--- RECORD EXTRACTS ---

________________

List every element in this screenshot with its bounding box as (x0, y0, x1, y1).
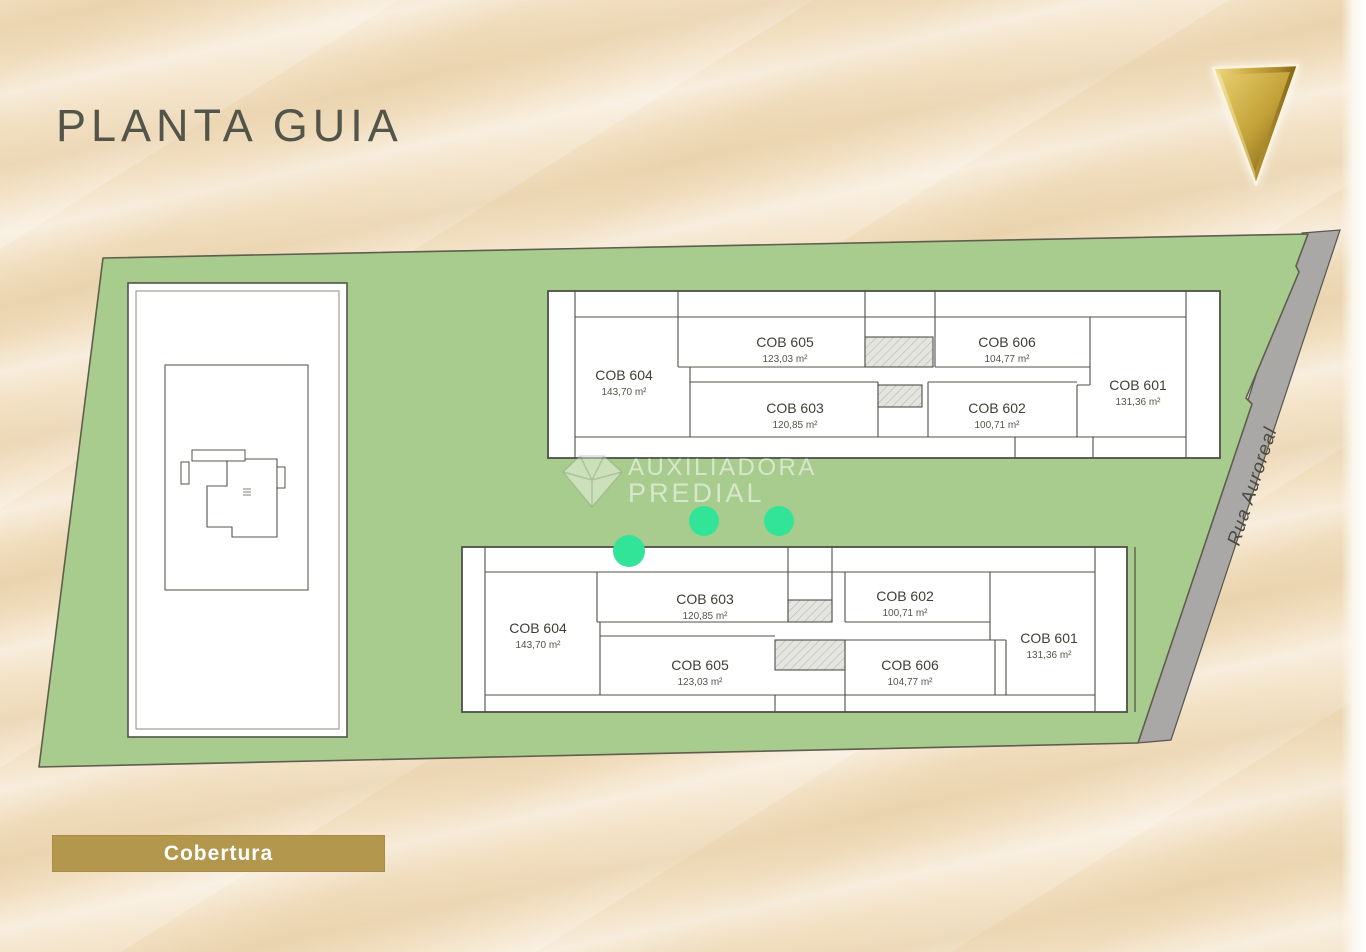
location-marker (613, 535, 645, 567)
watermark-line2: PREDIAL (628, 478, 765, 508)
unit-label-bottom-cob606: COB 606 104,77 m² (881, 657, 939, 688)
unit-label-top-cob602: COB 602 100,71 m² (968, 400, 1026, 431)
unit-id: COB 606 (881, 657, 939, 673)
unit-id: COB 603 (766, 400, 824, 416)
unit-area: 100,71 m² (974, 420, 1020, 431)
unit-area: 143,70 m² (515, 640, 561, 651)
site-plan: Rua Auroreal COB 605 123,03 m² COB 606 (0, 0, 1366, 952)
watermark-line1: AUXILIADORA (628, 454, 817, 481)
unit-id: COB 606 (978, 334, 1036, 350)
unit-area: 143,70 m² (601, 387, 647, 398)
location-marker (764, 506, 794, 536)
unit-label-bottom-cob604: COB 604 143,70 m² (509, 620, 567, 651)
unit-id: COB 605 (671, 657, 729, 673)
location-marker (689, 506, 719, 536)
page-edge (1341, 0, 1366, 952)
unit-id: COB 604 (595, 367, 653, 383)
unit-label-bottom-cob602: COB 602 100,71 m² (876, 588, 934, 619)
unit-label-top-cob606: COB 606 104,77 m² (978, 334, 1036, 365)
unit-area: 120,85 m² (682, 611, 728, 622)
building-bottom-core-lower (775, 640, 845, 670)
side-structure-deck (192, 450, 245, 461)
unit-id: COB 602 (876, 588, 934, 604)
unit-id: COB 601 (1020, 630, 1078, 646)
unit-id: COB 602 (968, 400, 1026, 416)
legend-bar: Cobertura (52, 835, 385, 872)
unit-label-top-cob605: COB 605 123,03 m² (756, 334, 814, 365)
unit-area: 131,36 m² (1026, 650, 1072, 661)
unit-label-bottom-cob605: COB 605 123,03 m² (671, 657, 729, 688)
side-structure (128, 283, 347, 737)
unit-label-top-cob601: COB 601 131,36 m² (1109, 377, 1167, 408)
north-arrow-icon (1196, 48, 1316, 198)
page-background: PLANTA GUIA Rua Auroreal (0, 0, 1366, 952)
unit-id: COB 603 (676, 591, 734, 607)
unit-area: 104,77 m² (887, 677, 933, 688)
building-top: COB 605 123,03 m² COB 606 104,77 m² COB … (548, 291, 1220, 458)
unit-id: COB 605 (756, 334, 814, 350)
building-top-core-upper (865, 337, 933, 367)
unit-label-bottom-cob603: COB 603 120,85 m² (676, 591, 734, 622)
unit-area: 131,36 m² (1115, 397, 1161, 408)
unit-label-top-cob603: COB 603 120,85 m² (766, 400, 824, 431)
unit-label-bottom-cob601: COB 601 131,36 m² (1020, 630, 1078, 661)
unit-label-top-cob604: COB 604 143,70 m² (595, 367, 653, 398)
side-structure-bench-right (277, 467, 285, 488)
unit-area: 123,03 m² (762, 354, 808, 365)
building-bottom-core-upper (788, 600, 832, 622)
unit-id: COB 604 (509, 620, 567, 636)
legend-label: Cobertura (164, 842, 273, 866)
unit-id: COB 601 (1109, 377, 1167, 393)
unit-area: 123,03 m² (677, 677, 723, 688)
building-top-core-lower (878, 385, 922, 407)
side-structure-bench-left (181, 462, 189, 484)
unit-area: 120,85 m² (772, 420, 818, 431)
unit-area: 104,77 m² (984, 354, 1030, 365)
building-bottom: COB 603 120,85 m² COB 602 100,71 m² COB … (462, 547, 1135, 712)
unit-area: 100,71 m² (882, 608, 928, 619)
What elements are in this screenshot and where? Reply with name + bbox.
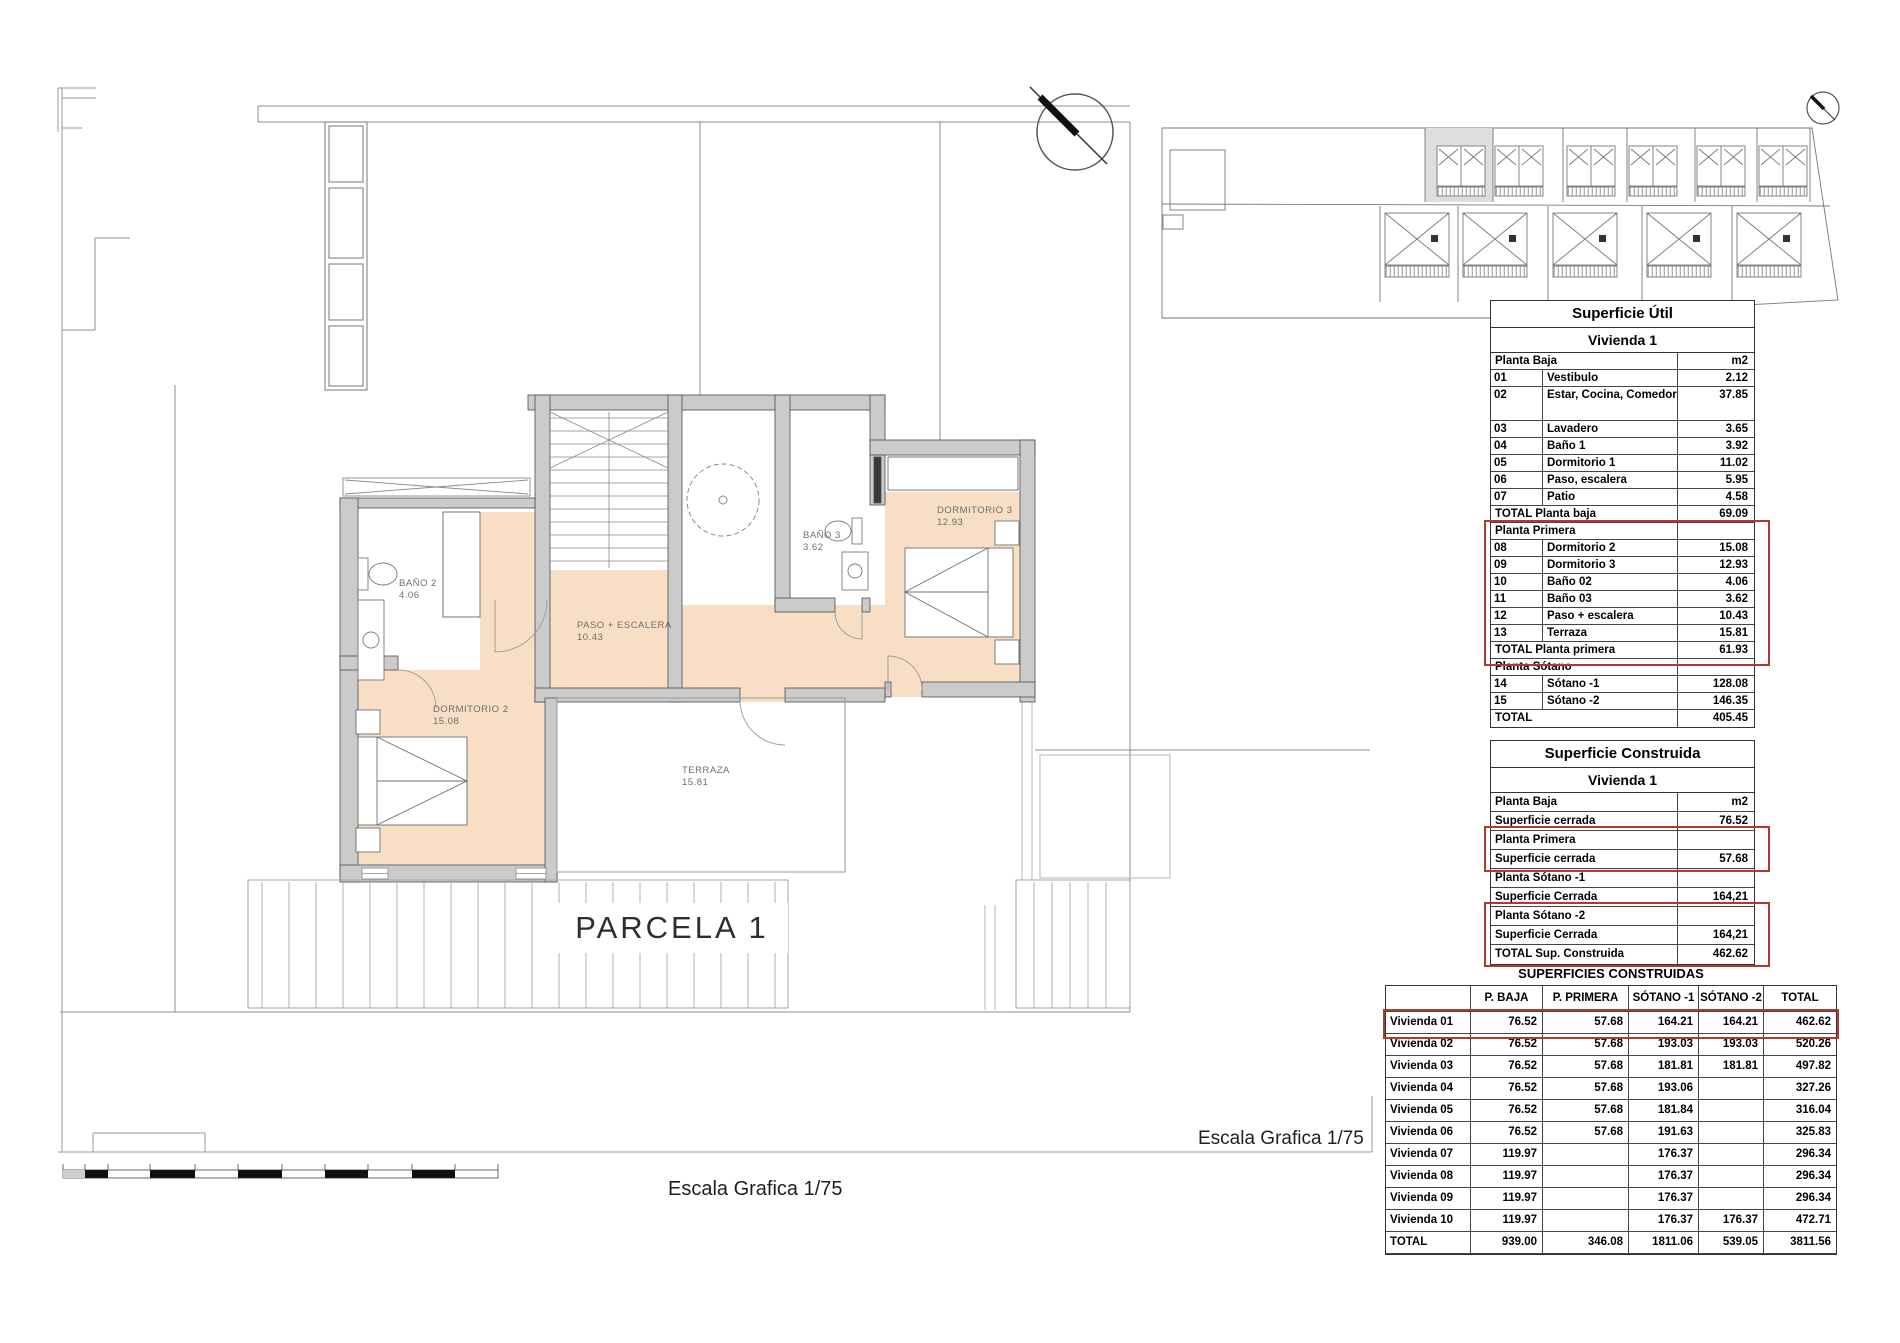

________________

--- TASK OBJECTIVE ---
Could you give everything from the line containing "location-marker (613, 535, 645, 567)" down to the line containing "unit-label-top-cob606: COB 606", both included, as a JSON list of strings with one string per line and blank lines left out?

--- EXPECTED ANSWER ---
[
  "location-marker (613, 535, 645, 567)",
  "watermark-line2: PREDIAL (628, 478, 765, 508)",
  "unit-label-bottom-cob606: COB 606 104,77 m² (881, 657, 939, 688)",
  "unit-label-top-cob602: COB 602 100,71 m² (968, 400, 1026, 431)",
  "unit-id: COB 606 (881, 657, 939, 673)",
  "unit-id: COB 603 (766, 400, 824, 416)",
  "unit-area: 100,71 m² (974, 420, 1020, 431)",
  "unit-area: 143,70 m² (515, 640, 561, 651)",
  "site-plan: Rua Auroreal COB 605 123,03 m² COB 606 (0, 0, 1366, 952)",
  "watermark-line1: AUXILIADORA (628, 454, 817, 481)",
  "unit-id: COB 606 (978, 334, 1036, 350)",
  "unit-area: 143,70 m² (601, 387, 647, 398)",
  "location-marker (764, 506, 794, 536)",
  "unit-label-bottom-cob604: COB 604 143,70 m² (509, 620, 567, 651)",
  "unit-id: COB 605 (671, 657, 729, 673)",
  "location-marker (689, 506, 719, 536)",
  "page-edge (1341, 0, 1366, 952)",
  "unit-id: COB 604 (595, 367, 653, 383)",
  "unit-label-bottom-cob602: COB 602 100,71 m² (876, 588, 934, 619)",
  "unit-label-top-cob606: COB 606 104,77 m² (978, 334, 1036, 365)"
]